--- Input data ---
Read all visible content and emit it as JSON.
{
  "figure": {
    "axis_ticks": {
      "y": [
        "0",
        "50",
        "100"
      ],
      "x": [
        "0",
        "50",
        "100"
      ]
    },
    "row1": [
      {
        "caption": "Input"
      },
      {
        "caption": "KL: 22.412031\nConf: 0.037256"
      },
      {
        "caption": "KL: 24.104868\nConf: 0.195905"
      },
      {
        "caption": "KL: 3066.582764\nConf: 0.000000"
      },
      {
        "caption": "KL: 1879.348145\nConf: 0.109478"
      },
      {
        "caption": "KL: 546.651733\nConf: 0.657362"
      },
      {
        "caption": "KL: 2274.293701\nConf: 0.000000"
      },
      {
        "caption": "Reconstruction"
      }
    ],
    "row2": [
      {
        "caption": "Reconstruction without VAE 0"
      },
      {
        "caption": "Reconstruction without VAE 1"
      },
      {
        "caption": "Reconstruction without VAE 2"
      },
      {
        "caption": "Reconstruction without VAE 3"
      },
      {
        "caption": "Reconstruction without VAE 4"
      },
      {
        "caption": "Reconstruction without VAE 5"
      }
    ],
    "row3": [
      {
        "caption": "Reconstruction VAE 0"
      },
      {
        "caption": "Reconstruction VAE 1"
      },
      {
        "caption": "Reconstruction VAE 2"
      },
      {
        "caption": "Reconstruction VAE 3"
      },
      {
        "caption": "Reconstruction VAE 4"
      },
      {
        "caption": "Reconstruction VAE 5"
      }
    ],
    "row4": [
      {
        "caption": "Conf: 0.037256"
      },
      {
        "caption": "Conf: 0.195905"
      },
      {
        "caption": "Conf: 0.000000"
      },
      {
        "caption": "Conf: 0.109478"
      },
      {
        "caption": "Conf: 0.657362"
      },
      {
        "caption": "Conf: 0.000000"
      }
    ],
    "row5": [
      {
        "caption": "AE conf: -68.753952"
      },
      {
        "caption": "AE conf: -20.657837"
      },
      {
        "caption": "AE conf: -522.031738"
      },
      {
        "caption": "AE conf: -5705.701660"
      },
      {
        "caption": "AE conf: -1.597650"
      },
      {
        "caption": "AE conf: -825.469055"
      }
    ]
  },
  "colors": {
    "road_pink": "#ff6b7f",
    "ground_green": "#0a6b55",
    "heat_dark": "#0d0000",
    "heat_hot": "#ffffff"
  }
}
---
### What is asked
Identify the lines in the entries that hold "without" and return each one.

### Solution
        "caption": "Reconstruction without VAE 0"
        "caption": "Reconstruction without VAE 1"
        "caption": "Reconstruction without VAE 2"
        "caption": "Reconstruction without VAE 3"
        "caption": "Reconstruction without VAE 4"
        "caption": "Reconstruction without VAE 5"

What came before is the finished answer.